[Rows from a layout dataset]

+++

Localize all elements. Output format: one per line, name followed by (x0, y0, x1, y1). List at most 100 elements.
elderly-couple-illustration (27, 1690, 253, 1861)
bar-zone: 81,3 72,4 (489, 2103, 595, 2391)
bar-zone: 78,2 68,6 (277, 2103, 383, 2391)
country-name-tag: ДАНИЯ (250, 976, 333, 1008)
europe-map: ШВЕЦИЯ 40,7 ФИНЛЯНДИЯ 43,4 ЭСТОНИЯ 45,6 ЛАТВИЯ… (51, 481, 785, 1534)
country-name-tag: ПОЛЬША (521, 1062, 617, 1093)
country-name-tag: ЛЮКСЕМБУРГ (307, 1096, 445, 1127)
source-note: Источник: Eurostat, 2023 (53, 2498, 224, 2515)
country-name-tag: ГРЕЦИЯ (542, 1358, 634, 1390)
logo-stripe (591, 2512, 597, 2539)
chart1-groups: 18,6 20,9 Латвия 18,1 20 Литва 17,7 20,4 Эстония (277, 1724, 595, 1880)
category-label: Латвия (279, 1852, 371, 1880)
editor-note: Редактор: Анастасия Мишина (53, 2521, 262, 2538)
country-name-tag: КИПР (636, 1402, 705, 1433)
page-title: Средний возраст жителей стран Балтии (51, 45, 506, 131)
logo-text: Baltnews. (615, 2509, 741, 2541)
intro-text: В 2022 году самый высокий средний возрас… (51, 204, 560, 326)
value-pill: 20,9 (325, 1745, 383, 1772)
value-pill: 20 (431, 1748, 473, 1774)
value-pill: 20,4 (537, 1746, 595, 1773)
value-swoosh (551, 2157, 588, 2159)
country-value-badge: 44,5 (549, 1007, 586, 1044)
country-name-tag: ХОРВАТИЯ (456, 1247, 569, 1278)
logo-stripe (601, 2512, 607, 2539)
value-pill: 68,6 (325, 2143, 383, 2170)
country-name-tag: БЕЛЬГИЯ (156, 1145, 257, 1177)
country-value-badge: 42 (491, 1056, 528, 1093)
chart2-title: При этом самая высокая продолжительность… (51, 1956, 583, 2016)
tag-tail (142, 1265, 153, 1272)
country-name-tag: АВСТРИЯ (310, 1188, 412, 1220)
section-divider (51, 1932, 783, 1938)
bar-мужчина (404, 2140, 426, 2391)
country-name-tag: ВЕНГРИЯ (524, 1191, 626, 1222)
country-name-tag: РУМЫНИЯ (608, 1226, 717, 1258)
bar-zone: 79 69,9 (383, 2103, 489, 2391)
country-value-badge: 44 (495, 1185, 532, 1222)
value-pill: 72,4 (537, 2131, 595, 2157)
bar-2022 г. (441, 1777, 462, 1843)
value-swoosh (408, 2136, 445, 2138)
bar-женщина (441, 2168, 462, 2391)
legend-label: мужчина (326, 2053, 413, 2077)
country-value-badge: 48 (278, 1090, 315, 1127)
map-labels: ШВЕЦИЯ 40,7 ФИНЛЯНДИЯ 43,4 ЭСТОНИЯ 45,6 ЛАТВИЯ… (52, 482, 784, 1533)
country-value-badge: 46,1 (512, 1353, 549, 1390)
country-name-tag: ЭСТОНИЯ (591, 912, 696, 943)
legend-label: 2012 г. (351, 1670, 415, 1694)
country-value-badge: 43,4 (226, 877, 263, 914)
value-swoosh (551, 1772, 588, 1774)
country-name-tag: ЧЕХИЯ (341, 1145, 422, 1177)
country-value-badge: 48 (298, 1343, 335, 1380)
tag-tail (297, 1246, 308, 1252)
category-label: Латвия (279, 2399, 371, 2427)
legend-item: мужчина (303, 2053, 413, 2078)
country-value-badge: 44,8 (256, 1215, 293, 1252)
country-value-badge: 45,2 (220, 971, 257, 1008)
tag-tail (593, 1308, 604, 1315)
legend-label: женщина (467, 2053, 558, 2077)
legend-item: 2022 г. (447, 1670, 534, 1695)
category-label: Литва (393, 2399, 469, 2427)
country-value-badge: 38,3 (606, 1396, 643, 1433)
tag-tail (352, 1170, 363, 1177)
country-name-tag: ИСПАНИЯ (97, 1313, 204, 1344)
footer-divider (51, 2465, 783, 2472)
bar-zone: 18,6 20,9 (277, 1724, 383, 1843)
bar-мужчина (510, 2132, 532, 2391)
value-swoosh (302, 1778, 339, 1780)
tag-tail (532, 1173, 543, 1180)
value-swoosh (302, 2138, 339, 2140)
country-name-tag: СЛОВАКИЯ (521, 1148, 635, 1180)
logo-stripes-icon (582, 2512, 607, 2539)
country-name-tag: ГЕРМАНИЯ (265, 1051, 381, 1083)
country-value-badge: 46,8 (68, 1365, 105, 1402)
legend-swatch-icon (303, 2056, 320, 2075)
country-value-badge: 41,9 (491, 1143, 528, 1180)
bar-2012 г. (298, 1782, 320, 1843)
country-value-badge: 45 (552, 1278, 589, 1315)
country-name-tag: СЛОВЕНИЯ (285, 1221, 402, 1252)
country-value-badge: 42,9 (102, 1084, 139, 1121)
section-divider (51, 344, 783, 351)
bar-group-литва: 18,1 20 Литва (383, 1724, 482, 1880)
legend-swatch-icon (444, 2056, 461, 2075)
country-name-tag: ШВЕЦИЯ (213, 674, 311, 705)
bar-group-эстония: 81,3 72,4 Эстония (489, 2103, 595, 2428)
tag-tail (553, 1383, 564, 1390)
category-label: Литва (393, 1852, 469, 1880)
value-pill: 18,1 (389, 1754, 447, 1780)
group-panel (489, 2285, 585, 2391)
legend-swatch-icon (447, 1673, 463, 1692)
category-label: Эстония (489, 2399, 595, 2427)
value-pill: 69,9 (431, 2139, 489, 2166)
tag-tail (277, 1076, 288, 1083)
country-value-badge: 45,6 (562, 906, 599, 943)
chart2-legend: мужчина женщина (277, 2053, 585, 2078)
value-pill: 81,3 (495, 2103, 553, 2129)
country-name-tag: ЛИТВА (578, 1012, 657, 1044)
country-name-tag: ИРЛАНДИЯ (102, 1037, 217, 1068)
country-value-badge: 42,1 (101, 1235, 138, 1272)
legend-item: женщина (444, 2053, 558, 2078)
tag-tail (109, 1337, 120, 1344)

+++

## PROBLEM DESCRIPTION
Format every line of the records above as a numbered list, omitting any blank lines.

## RESPONSE TO THE EXERCISE
1. Localize all elements. Output format: one per line, name followed by (x0, y0, x1, y1). List at most 100 elements.
2. elderly-couple-illustration (27, 1690, 253, 1861)
3. bar-zone: 81,3 72,4 (489, 2103, 595, 2391)
4. bar-zone: 78,2 68,6 (277, 2103, 383, 2391)
5. country-name-tag: ДАНИЯ (250, 976, 333, 1008)
6. europe-map: ШВЕЦИЯ 40,7 ФИНЛЯНДИЯ 43,4 ЭСТОНИЯ 45,6 ЛАТВИЯ… (51, 481, 785, 1534)
7. country-name-tag: ПОЛЬША (521, 1062, 617, 1093)
8. country-name-tag: ЛЮКСЕМБУРГ (307, 1096, 445, 1127)
9. source-note: Источник: Eurostat, 2023 (53, 2498, 224, 2515)
10. country-name-tag: ГРЕЦИЯ (542, 1358, 634, 1390)
11. logo-stripe (591, 2512, 597, 2539)
12. chart1-groups: 18,6 20,9 Латвия 18,1 20 Литва 17,7 20,4 Эстония (277, 1724, 595, 1880)
13. category-label: Латвия (279, 1852, 371, 1880)
14. editor-note: Редактор: Анастасия Мишина (53, 2521, 262, 2538)
15. country-name-tag: КИПР (636, 1402, 705, 1433)
16. page-title: Средний возраст жителей стран Балтии (51, 45, 506, 131)
17. logo-text: Baltnews. (615, 2509, 741, 2541)
18. intro-text: В 2022 году самый высокий средний возрас… (51, 204, 560, 326)
19. value-pill: 20,9 (325, 1745, 383, 1772)
20. value-pill: 20 (431, 1748, 473, 1774)
21. value-pill: 20,4 (537, 1746, 595, 1773)
22. value-swoosh (551, 2157, 588, 2159)
23. country-value-badge: 44,5 (549, 1007, 586, 1044)
24. country-name-tag: ХОРВАТИЯ (456, 1247, 569, 1278)
25. logo-stripe (601, 2512, 607, 2539)
26. value-pill: 68,6 (325, 2143, 383, 2170)
27. country-name-tag: БЕЛЬГИЯ (156, 1145, 257, 1177)
28. country-value-badge: 42 (491, 1056, 528, 1093)
29. chart2-title: При этом самая высокая продолжительность… (51, 1956, 583, 2016)
30. tag-tail (142, 1265, 153, 1272)
31. country-name-tag: АВСТРИЯ (310, 1188, 412, 1220)
32. section-divider (51, 1932, 783, 1938)
33. bar-мужчина (404, 2140, 426, 2391)
34. country-name-tag: ВЕНГРИЯ (524, 1191, 626, 1222)
35. country-name-tag: РУМЫНИЯ (608, 1226, 717, 1258)
36. bar-zone: 79 69,9 (383, 2103, 489, 2391)
37. country-value-badge: 44 (495, 1185, 532, 1222)
38. value-pill: 72,4 (537, 2131, 595, 2157)
39. bar-2022 г. (441, 1777, 462, 1843)
40. value-swoosh (408, 2136, 445, 2138)
41. bar-женщина (441, 2168, 462, 2391)
42. legend-label: мужчина (326, 2053, 413, 2077)
43. country-value-badge: 48 (278, 1090, 315, 1127)
44. map-labels: ШВЕЦИЯ 40,7 ФИНЛЯНДИЯ 43,4 ЭСТОНИЯ 45,6 ЛАТВИЯ… (52, 482, 784, 1533)
45. country-value-badge: 46,1 (512, 1353, 549, 1390)
46. country-name-tag: ЭСТОНИЯ (591, 912, 696, 943)
47. legend-label: 2012 г. (351, 1670, 415, 1694)
48. country-value-badge: 43,4 (226, 877, 263, 914)
49. value-swoosh (551, 1772, 588, 1774)
50. country-name-tag: ЧЕХИЯ (341, 1145, 422, 1177)
51. country-value-badge: 48 (298, 1343, 335, 1380)
52. tag-tail (297, 1246, 308, 1252)
53. category-label: Латвия (279, 2399, 371, 2427)
54. legend-item: мужчина (303, 2053, 413, 2078)
55. country-value-badge: 44,8 (256, 1215, 293, 1252)
56. country-value-badge: 45,2 (220, 971, 257, 1008)
57. tag-tail (593, 1308, 604, 1315)
58. legend-label: женщина (467, 2053, 558, 2077)
59. legend-item: 2022 г. (447, 1670, 534, 1695)
60. category-label: Литва (393, 2399, 469, 2427)
61. country-value-badge: 38,3 (606, 1396, 643, 1433)
62. tag-tail (352, 1170, 363, 1177)
63. country-name-tag: ИСПАНИЯ (97, 1313, 204, 1344)
64. footer-divider (51, 2465, 783, 2472)
65. bar-zone: 18,6 20,9 (277, 1724, 383, 1843)
66. bar-мужчина (510, 2132, 532, 2391)
67. value-swoosh (302, 1778, 339, 1780)
68. tag-tail (532, 1173, 543, 1180)
69. value-swoosh (302, 2138, 339, 2140)
70. country-name-tag: СЛОВАКИЯ (521, 1148, 635, 1180)
71. logo-stripes-icon (582, 2512, 607, 2539)
72. country-name-tag: ГЕРМАНИЯ (265, 1051, 381, 1083)
73. country-value-badge: 46,8 (68, 1365, 105, 1402)
74. legend-swatch-icon (303, 2056, 320, 2075)
75. country-value-badge: 41,9 (491, 1143, 528, 1180)
76. bar-2012 г. (298, 1782, 320, 1843)
77. country-value-badge: 45 (552, 1278, 589, 1315)
78. country-name-tag: СЛОВЕНИЯ (285, 1221, 402, 1252)
79. country-value-badge: 42,9 (102, 1084, 139, 1121)
80. section-divider (51, 344, 783, 351)
81. bar-group-литва: 18,1 20 Литва (383, 1724, 482, 1880)
82. legend-swatch-icon (444, 2056, 461, 2075)
83. country-name-tag: ШВЕЦИЯ (213, 674, 311, 705)
84. bar-group-эстония: 81,3 72,4 Эстония (489, 2103, 595, 2428)
85. tag-tail (553, 1383, 564, 1390)
86. category-label: Литва (393, 1852, 469, 1880)
87. value-pill: 18,1 (389, 1754, 447, 1780)
88. group-panel (489, 2285, 585, 2391)
89. legend-swatch-icon (447, 1673, 463, 1692)
90. category-label: Эстония (489, 2399, 595, 2427)
91. value-pill: 69,9 (431, 2139, 489, 2166)
92. tag-tail (277, 1076, 288, 1083)
93. country-value-badge: 45,6 (562, 906, 599, 943)
94. chart2-legend: мужчина женщина (277, 2053, 585, 2078)
95. value-pill: 81,3 (495, 2103, 553, 2129)
96. country-name-tag: ЛИТВА (578, 1012, 657, 1044)
97. country-name-tag: ИРЛАНДИЯ (102, 1037, 217, 1068)
98. country-value-badge: 42,1 (101, 1235, 138, 1272)
99. legend-item: женщина (444, 2053, 558, 2078)
100. tag-tail (109, 1337, 120, 1344)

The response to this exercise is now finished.